__DATA EXCERPTS__
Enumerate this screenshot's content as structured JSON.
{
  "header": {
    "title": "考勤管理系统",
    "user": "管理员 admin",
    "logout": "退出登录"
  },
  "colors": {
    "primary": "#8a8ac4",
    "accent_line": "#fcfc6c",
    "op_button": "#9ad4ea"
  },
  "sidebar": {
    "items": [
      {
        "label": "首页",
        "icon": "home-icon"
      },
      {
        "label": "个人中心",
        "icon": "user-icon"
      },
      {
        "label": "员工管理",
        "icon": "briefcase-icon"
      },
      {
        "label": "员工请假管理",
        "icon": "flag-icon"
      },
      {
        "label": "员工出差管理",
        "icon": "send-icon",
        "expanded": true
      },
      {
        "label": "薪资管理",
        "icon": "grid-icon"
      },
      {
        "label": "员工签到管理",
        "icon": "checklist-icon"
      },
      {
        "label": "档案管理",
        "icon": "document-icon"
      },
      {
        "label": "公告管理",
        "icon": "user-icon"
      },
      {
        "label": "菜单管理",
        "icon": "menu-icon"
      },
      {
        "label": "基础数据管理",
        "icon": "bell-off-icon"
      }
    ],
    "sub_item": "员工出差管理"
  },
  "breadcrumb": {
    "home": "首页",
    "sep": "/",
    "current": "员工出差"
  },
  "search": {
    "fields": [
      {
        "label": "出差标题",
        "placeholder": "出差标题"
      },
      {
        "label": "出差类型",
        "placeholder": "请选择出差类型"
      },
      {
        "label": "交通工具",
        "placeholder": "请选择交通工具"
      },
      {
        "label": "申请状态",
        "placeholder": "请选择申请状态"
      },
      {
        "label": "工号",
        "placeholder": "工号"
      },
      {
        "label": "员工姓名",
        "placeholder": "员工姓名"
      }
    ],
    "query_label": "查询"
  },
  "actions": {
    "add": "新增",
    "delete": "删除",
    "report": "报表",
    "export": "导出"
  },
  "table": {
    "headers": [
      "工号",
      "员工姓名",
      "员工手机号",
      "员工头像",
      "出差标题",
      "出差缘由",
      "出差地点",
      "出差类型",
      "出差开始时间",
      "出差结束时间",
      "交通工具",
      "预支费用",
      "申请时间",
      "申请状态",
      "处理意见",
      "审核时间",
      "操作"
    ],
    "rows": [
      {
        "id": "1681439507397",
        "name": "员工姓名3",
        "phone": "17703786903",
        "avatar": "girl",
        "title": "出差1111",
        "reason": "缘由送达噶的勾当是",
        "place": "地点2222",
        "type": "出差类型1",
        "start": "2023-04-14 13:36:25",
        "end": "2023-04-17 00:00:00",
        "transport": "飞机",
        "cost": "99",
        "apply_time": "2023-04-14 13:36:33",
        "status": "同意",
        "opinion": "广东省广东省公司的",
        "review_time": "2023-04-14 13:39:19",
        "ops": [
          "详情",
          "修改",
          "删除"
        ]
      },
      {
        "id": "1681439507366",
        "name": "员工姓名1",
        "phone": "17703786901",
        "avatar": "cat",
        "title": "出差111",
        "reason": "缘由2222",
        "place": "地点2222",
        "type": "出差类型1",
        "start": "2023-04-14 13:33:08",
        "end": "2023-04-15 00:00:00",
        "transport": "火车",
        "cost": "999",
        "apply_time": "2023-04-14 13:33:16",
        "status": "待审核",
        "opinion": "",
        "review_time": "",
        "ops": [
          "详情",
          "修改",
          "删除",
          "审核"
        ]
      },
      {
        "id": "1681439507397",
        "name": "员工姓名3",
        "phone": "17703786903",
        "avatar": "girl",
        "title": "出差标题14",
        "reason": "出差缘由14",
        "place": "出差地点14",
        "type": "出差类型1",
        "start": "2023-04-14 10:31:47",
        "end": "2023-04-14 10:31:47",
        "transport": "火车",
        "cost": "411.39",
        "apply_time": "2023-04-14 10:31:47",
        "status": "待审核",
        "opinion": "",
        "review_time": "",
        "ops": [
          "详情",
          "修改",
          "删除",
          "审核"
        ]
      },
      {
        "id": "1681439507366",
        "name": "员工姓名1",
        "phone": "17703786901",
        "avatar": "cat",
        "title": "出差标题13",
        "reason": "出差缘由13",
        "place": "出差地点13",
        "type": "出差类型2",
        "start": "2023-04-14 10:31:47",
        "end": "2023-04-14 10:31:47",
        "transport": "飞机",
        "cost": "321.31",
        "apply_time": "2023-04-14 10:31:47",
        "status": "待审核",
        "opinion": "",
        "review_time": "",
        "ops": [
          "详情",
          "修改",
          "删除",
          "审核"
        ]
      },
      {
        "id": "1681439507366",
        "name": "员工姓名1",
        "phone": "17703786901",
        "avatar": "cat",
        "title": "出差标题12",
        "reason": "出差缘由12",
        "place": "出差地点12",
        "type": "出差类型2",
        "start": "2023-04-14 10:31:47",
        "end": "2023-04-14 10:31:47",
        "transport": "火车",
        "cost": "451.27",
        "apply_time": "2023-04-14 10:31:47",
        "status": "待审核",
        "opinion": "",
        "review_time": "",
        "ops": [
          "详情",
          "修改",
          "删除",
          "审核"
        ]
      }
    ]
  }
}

__STATED PROBLEM__
Restate every entry word for word.

__SOLUTION FOR THIS TASK__
Enumerate this screenshot's content as structured JSON.
{
  "header": {
    "title": "考勤管理系统",
    "user": "管理员 admin",
    "logout": "退出登录"
  },
  "colors": {
    "primary": "#8a8ac4",
    "accent_line": "#fcfc6c",
    "op_button": "#9ad4ea"
  },
  "sidebar": {
    "items": [
      {
        "label": "首页",
        "icon": "home-icon"
      },
      {
        "label": "个人中心",
        "icon": "user-icon"
      },
      {
        "label": "员工管理",
        "icon": "briefcase-icon"
      },
      {
        "label": "员工请假管理",
        "icon": "flag-icon"
      },
      {
        "label": "员工出差管理",
        "icon": "send-icon",
        "expanded": true
      },
      {
        "label": "薪资管理",
        "icon": "grid-icon"
      },
      {
        "label": "员工签到管理",
        "icon": "checklist-icon"
      },
      {
        "label": "档案管理",
        "icon": "document-icon"
      },
      {
        "label": "公告管理",
        "icon": "user-icon"
      },
      {
        "label": "菜单管理",
        "icon": "menu-icon"
      },
      {
        "label": "基础数据管理",
        "icon": "bell-off-icon"
      }
    ],
    "sub_item": "员工出差管理"
  },
  "breadcrumb": {
    "home": "首页",
    "sep": "/",
    "current": "员工出差"
  },
  "search": {
    "fields": [
      {
        "label": "出差标题",
        "placeholder": "出差标题"
      },
      {
        "label": "出差类型",
        "placeholder": "请选择出差类型"
      },
      {
        "label": "交通工具",
        "placeholder": "请选择交通工具"
      },
      {
        "label": "申请状态",
        "placeholder": "请选择申请状态"
      },
      {
        "label": "工号",
        "placeholder": "工号"
      },
      {
        "label": "员工姓名",
        "placeholder": "员工姓名"
      }
    ],
    "query_label": "查询"
  },
  "actions": {
    "add": "新增",
    "delete": "删除",
    "report": "报表",
    "export": "导出"
  },
  "table": {
    "headers": [
      "工号",
      "员工姓名",
      "员工手机号",
      "员工头像",
      "出差标题",
      "出差缘由",
      "出差地点",
      "出差类型",
      "出差开始时间",
      "出差结束时间",
      "交通工具",
      "预支费用",
      "申请时间",
      "申请状态",
      "处理意见",
      "审核时间",
      "操作"
    ],
    "rows": [
      {
        "id": "1681439507397",
        "name": "员工姓名3",
        "phone": "17703786903",
        "avatar": "girl",
        "title": "出差1111",
        "reason": "缘由送达噶的勾当是",
        "place": "地点2222",
        "type": "出差类型1",
        "start": "2023-04-14 13:36:25",
        "end": "2023-04-17 00:00:00",
        "transport": "飞机",
        "cost": "99",
        "apply_time": "2023-04-14 13:36:33",
        "status": "同意",
        "opinion": "广东省广东省公司的",
        "review_time": "2023-04-14 13:39:19",
        "ops": [
          "详情",
          "修改",
          "删除"
        ]
      },
      {
        "id": "1681439507366",
        "name": "员工姓名1",
        "phone": "17703786901",
        "avatar": "cat",
        "title": "出差111",
        "reason": "缘由2222",
        "place": "地点2222",
        "type": "出差类型1",
        "start": "2023-04-14 13:33:08",
        "end": "2023-04-15 00:00:00",
        "transport": "火车",
        "cost": "999",
        "apply_time": "2023-04-14 13:33:16",
        "status": "待审核",
        "opinion": "",
        "review_time": "",
        "ops": [
          "详情",
          "修改",
          "删除",
          "审核"
        ]
      },
      {
        "id": "1681439507397",
        "name": "员工姓名3",
        "phone": "17703786903",
        "avatar": "girl",
        "title": "出差标题14",
        "reason": "出差缘由14",
        "place": "出差地点14",
        "type": "出差类型1",
        "start": "2023-04-14 10:31:47",
        "end": "2023-04-14 10:31:47",
        "transport": "火车",
        "cost": "411.39",
        "apply_time": "2023-04-14 10:31:47",
        "status": "待审核",
        "opinion": "",
        "review_time": "",
        "ops": [
          "详情",
          "修改",
          "删除",
          "审核"
        ]
      },
      {
        "id": "1681439507366",
        "name": "员工姓名1",
        "phone": "17703786901",
        "avatar": "cat",
        "title": "出差标题13",
        "reason": "出差缘由13",
        "place": "出差地点13",
        "type": "出差类型2",
        "start": "2023-04-14 10:31:47",
        "end": "2023-04-14 10:31:47",
        "transport": "飞机",
        "cost": "321.31",
        "apply_time": "2023-04-14 10:31:47",
        "status": "待审核",
        "opinion": "",
        "review_time": "",
        "ops": [
          "详情",
          "修改",
          "删除",
          "审核"
        ]
      },
      {
        "id": "1681439507366",
        "name": "员工姓名1",
        "phone": "17703786901",
        "avatar": "cat",
        "title": "出差标题12",
        "reason": "出差缘由12",
        "place": "出差地点12",
        "type": "出差类型2",
        "start": "2023-04-14 10:31:47",
        "end": "2023-04-14 10:31:47",
        "transport": "火车",
        "cost": "451.27",
        "apply_time": "2023-04-14 10:31:47",
        "status": "待审核",
        "opinion": "",
        "review_time": "",
        "ops": [
          "详情",
          "修改",
          "删除",
          "审核"
        ]
      }
    ]
  }
}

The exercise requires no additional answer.